▶ AIM
Wherever the string "England" appears in a line, extract that line.

▶ DATASET EXCERPTS
○ ○ ○ ○

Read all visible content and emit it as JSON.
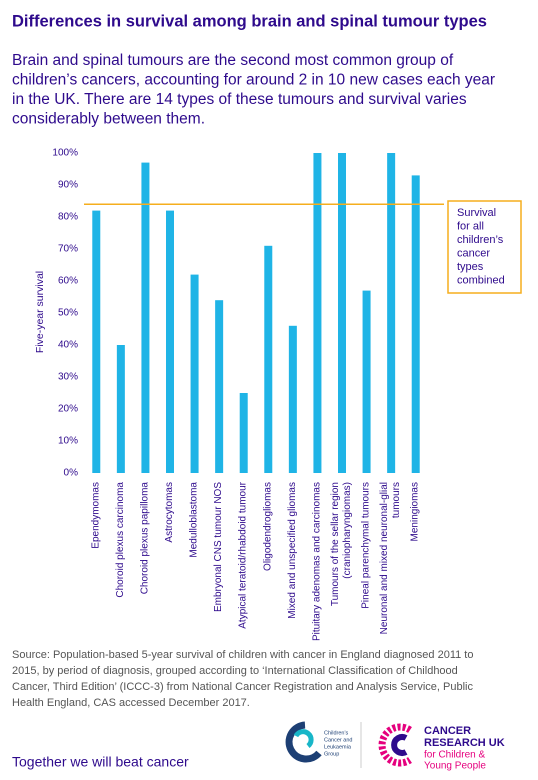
{
  "chart_data": {
    "type": "bar",
    "title": "Differences in survival among brain and spinal tumour types",
    "subtitle": [
      "Brain and spinal tumours are the second most common group of",
      "children’s cancers, accounting for around 2 in 10 new cases each year",
      "in the UK. There are 14 types of these tumours and survival varies",
      "considerably between them."
    ],
    "y_label": "Five-year survival",
    "categories": [
      "Ependymomas",
      "Choroid plexus carcinoma",
      "Choroid plexus papilloma",
      "Astrocytomas",
      "Medulloblastoma",
      "Embryonal CNS tumour NOS",
      "Atypical teratoid/rhabdoid tumour",
      "Oligodendrogliomas",
      "Mixed and unspecified gliomas",
      "Pituitary adenomas and carcinomas",
      "Tumours of the sellar region\n(craniopharyngiomas)",
      "Pineal parenchymal tumours",
      "Neuronal and mixed neuronal-glial\ntumours",
      "Meningiomas"
    ],
    "values": [
      82,
      40,
      97,
      82,
      62,
      54,
      25,
      71,
      46,
      100,
      100,
      57,
      100,
      93
    ],
    "color": "#1fb4e6",
    "ylim": [
      0,
      100
    ],
    "yticks": [
      {
        "value": 0,
        "label": "0%"
      },
      {
        "value": 10,
        "label": "10%"
      },
      {
        "value": 20,
        "label": "20%"
      },
      {
        "value": 30,
        "label": "30%"
      },
      {
        "value": 40,
        "label": "40%"
      },
      {
        "value": 50,
        "label": "50%"
      },
      {
        "value": 60,
        "label": "60%"
      },
      {
        "value": 70,
        "label": "70%"
      },
      {
        "value": 80,
        "label": "80%"
      },
      {
        "value": 90,
        "label": "90%"
      },
      {
        "value": 100,
        "label": "100%"
      }
    ],
    "reference_line": {
      "value": 84,
      "color": "#f5ae1d",
      "label": [
        "Survival",
        "for all",
        "children’s",
        "cancer",
        "types",
        "combined"
      ]
    },
    "source": [
      "Source: Population-based 5-year survival of children with cancer in England diagnosed 2011 to",
      "2015, by period of diagnosis, grouped according to ‘International Classification of Childhood",
      "Cancer, Third Edition’ (ICCC-3) from National Cancer Registration and Analysis Service, Public",
      "Health England, CAS accessed December 2017."
    ],
    "tagline": "Together we will beat cancer",
    "logos": {
      "cclg": [
        "Children's",
        "Cancer and",
        "Leukaemia",
        "Group"
      ],
      "cruk": [
        "CANCER",
        "RESEARCH UK",
        "for Children &",
        "Young People"
      ]
    }
  }
}
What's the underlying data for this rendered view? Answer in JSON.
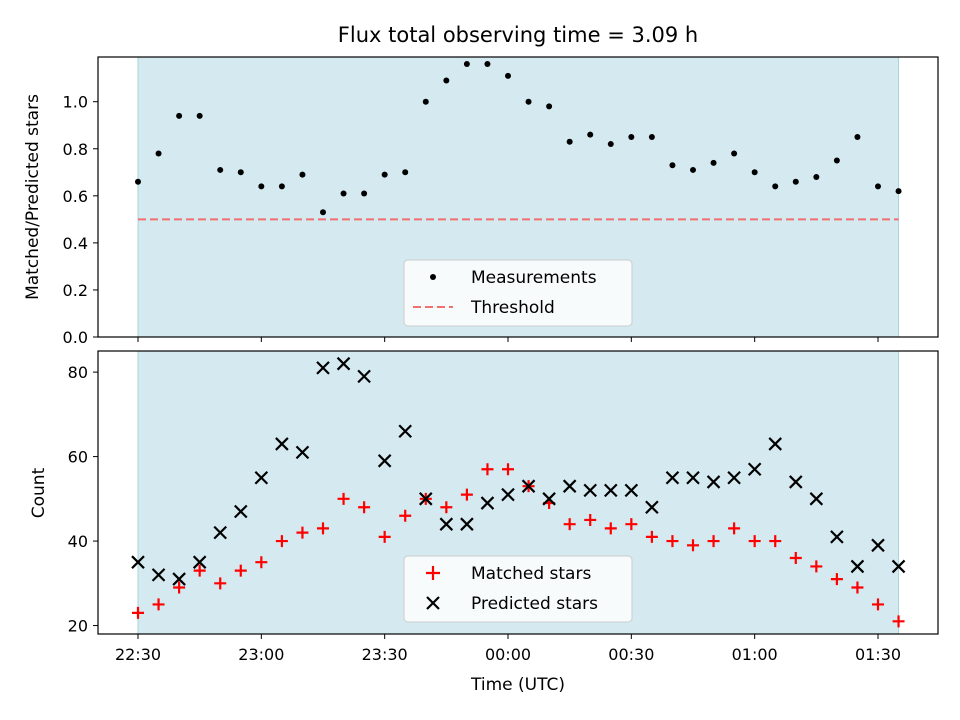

○ ○ ○ ○

▶ THE OUTPUT
      "Source: Population-based 5-year survival of children with cancer in England diagnosed 2011 to",
      "Health England, CAS accessed December 2017."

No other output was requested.